§ **Your task**: Reproduce the listing below in full and without alteration, apart from its pictures.

===== Data extract =====

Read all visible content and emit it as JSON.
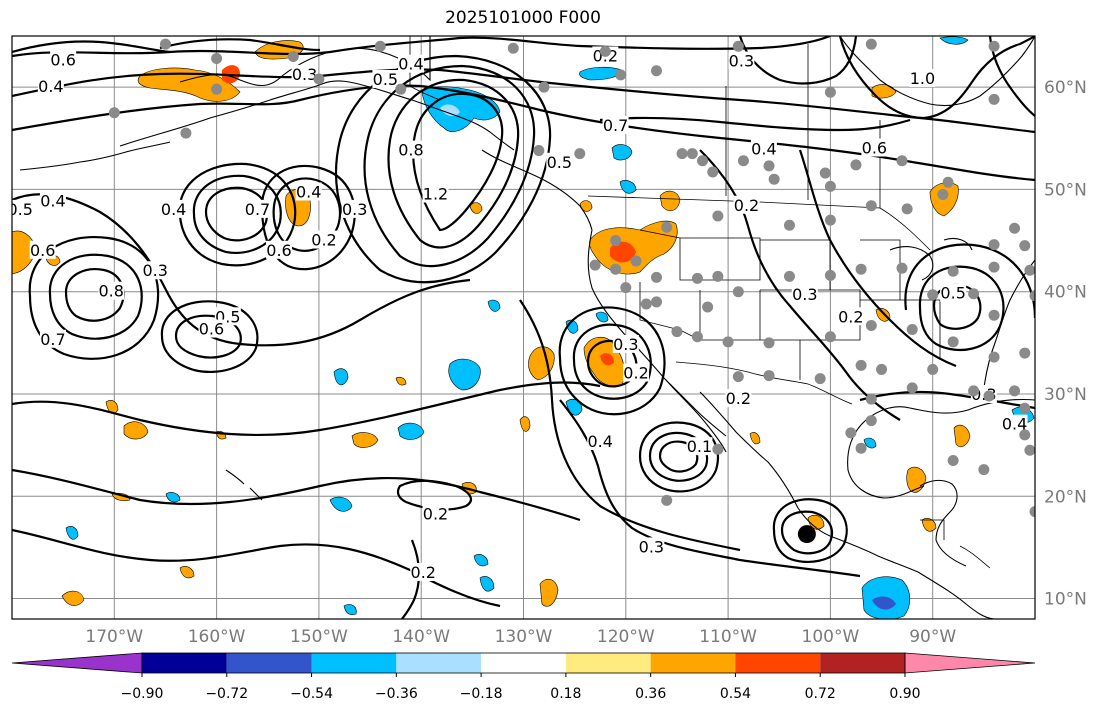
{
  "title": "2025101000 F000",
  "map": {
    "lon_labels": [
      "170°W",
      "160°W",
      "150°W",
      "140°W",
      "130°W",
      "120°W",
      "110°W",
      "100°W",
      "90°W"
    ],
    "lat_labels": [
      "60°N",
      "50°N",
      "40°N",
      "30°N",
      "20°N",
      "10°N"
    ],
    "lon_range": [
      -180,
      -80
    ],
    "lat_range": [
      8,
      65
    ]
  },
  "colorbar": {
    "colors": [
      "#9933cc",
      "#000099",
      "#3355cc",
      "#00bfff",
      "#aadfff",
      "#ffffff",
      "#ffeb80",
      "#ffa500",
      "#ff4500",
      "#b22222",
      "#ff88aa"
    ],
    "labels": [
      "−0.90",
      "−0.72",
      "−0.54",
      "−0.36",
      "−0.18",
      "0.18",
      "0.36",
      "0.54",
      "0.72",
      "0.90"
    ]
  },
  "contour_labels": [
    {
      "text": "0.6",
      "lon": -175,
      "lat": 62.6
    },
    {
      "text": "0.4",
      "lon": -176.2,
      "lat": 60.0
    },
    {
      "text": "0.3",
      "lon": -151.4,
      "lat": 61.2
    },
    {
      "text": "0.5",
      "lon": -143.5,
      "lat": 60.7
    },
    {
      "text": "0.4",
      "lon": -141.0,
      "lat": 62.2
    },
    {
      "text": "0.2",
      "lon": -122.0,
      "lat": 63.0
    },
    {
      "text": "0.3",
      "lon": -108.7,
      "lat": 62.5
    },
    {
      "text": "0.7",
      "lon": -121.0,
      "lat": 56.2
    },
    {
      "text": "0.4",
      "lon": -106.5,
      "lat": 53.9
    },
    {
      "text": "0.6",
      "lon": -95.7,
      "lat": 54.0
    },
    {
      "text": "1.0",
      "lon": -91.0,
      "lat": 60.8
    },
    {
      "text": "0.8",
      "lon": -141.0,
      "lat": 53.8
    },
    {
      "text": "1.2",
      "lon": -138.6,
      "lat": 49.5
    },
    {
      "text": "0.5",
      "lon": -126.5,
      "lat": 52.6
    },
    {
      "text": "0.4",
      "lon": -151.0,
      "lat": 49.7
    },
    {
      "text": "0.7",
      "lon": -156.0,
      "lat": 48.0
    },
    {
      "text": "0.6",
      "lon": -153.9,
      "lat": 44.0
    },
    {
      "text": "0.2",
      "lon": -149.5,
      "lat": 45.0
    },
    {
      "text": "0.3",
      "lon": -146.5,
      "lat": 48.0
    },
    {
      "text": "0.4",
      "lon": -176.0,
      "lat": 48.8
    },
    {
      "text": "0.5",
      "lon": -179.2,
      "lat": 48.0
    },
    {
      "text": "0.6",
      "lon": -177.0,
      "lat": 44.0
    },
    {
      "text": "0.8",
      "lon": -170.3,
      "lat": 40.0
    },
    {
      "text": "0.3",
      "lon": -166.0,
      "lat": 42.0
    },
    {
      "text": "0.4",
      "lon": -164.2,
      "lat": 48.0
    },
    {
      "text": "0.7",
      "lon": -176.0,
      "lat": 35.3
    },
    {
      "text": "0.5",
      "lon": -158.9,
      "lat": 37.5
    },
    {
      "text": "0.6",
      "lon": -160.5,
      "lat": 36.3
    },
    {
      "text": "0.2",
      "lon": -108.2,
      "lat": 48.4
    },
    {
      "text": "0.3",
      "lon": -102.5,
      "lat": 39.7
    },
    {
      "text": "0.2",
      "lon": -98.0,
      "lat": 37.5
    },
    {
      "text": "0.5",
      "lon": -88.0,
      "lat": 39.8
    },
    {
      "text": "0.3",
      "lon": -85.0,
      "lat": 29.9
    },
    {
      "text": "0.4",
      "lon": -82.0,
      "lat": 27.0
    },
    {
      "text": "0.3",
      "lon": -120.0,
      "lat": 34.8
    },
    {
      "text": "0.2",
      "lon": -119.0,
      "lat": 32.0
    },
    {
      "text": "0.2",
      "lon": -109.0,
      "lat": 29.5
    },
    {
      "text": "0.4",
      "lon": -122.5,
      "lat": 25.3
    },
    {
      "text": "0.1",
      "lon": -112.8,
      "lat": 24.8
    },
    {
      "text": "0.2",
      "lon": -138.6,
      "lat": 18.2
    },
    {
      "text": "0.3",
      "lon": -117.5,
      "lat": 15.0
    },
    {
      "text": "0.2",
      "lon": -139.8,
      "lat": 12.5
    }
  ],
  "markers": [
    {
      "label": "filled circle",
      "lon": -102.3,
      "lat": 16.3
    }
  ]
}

=====

§ **Response to this exercise**:
Read all visible content and emit it as JSON.
{
  "title": "2025101000 F000",
  "map": {
    "lon_labels": [
      "170°W",
      "160°W",
      "150°W",
      "140°W",
      "130°W",
      "120°W",
      "110°W",
      "100°W",
      "90°W"
    ],
    "lat_labels": [
      "60°N",
      "50°N",
      "40°N",
      "30°N",
      "20°N",
      "10°N"
    ],
    "lon_range": [
      -180,
      -80
    ],
    "lat_range": [
      8,
      65
    ]
  },
  "colorbar": {
    "colors": [
      "#9933cc",
      "#000099",
      "#3355cc",
      "#00bfff",
      "#aadfff",
      "#ffffff",
      "#ffeb80",
      "#ffa500",
      "#ff4500",
      "#b22222",
      "#ff88aa"
    ],
    "labels": [
      "−0.90",
      "−0.72",
      "−0.54",
      "−0.36",
      "−0.18",
      "0.18",
      "0.36",
      "0.54",
      "0.72",
      "0.90"
    ]
  },
  "contour_labels": [
    {
      "text": "0.6",
      "lon": -175,
      "lat": 62.6
    },
    {
      "text": "0.4",
      "lon": -176.2,
      "lat": 60.0
    },
    {
      "text": "0.3",
      "lon": -151.4,
      "lat": 61.2
    },
    {
      "text": "0.5",
      "lon": -143.5,
      "lat": 60.7
    },
    {
      "text": "0.4",
      "lon": -141.0,
      "lat": 62.2
    },
    {
      "text": "0.2",
      "lon": -122.0,
      "lat": 63.0
    },
    {
      "text": "0.3",
      "lon": -108.7,
      "lat": 62.5
    },
    {
      "text": "0.7",
      "lon": -121.0,
      "lat": 56.2
    },
    {
      "text": "0.4",
      "lon": -106.5,
      "lat": 53.9
    },
    {
      "text": "0.6",
      "lon": -95.7,
      "lat": 54.0
    },
    {
      "text": "1.0",
      "lon": -91.0,
      "lat": 60.8
    },
    {
      "text": "0.8",
      "lon": -141.0,
      "lat": 53.8
    },
    {
      "text": "1.2",
      "lon": -138.6,
      "lat": 49.5
    },
    {
      "text": "0.5",
      "lon": -126.5,
      "lat": 52.6
    },
    {
      "text": "0.4",
      "lon": -151.0,
      "lat": 49.7
    },
    {
      "text": "0.7",
      "lon": -156.0,
      "lat": 48.0
    },
    {
      "text": "0.6",
      "lon": -153.9,
      "lat": 44.0
    },
    {
      "text": "0.2",
      "lon": -149.5,
      "lat": 45.0
    },
    {
      "text": "0.3",
      "lon": -146.5,
      "lat": 48.0
    },
    {
      "text": "0.4",
      "lon": -176.0,
      "lat": 48.8
    },
    {
      "text": "0.5",
      "lon": -179.2,
      "lat": 48.0
    },
    {
      "text": "0.6",
      "lon": -177.0,
      "lat": 44.0
    },
    {
      "text": "0.8",
      "lon": -170.3,
      "lat": 40.0
    },
    {
      "text": "0.3",
      "lon": -166.0,
      "lat": 42.0
    },
    {
      "text": "0.4",
      "lon": -164.2,
      "lat": 48.0
    },
    {
      "text": "0.7",
      "lon": -176.0,
      "lat": 35.3
    },
    {
      "text": "0.5",
      "lon": -158.9,
      "lat": 37.5
    },
    {
      "text": "0.6",
      "lon": -160.5,
      "lat": 36.3
    },
    {
      "text": "0.2",
      "lon": -108.2,
      "lat": 48.4
    },
    {
      "text": "0.3",
      "lon": -102.5,
      "lat": 39.7
    },
    {
      "text": "0.2",
      "lon": -98.0,
      "lat": 37.5
    },
    {
      "text": "0.5",
      "lon": -88.0,
      "lat": 39.8
    },
    {
      "text": "0.3",
      "lon": -85.0,
      "lat": 29.9
    },
    {
      "text": "0.4",
      "lon": -82.0,
      "lat": 27.0
    },
    {
      "text": "0.3",
      "lon": -120.0,
      "lat": 34.8
    },
    {
      "text": "0.2",
      "lon": -119.0,
      "lat": 32.0
    },
    {
      "text": "0.2",
      "lon": -109.0,
      "lat": 29.5
    },
    {
      "text": "0.4",
      "lon": -122.5,
      "lat": 25.3
    },
    {
      "text": "0.1",
      "lon": -112.8,
      "lat": 24.8
    },
    {
      "text": "0.2",
      "lon": -138.6,
      "lat": 18.2
    },
    {
      "text": "0.3",
      "lon": -117.5,
      "lat": 15.0
    },
    {
      "text": "0.2",
      "lon": -139.8,
      "lat": 12.5
    }
  ],
  "markers": [
    {
      "label": "filled circle",
      "lon": -102.3,
      "lat": 16.3
    }
  ]
}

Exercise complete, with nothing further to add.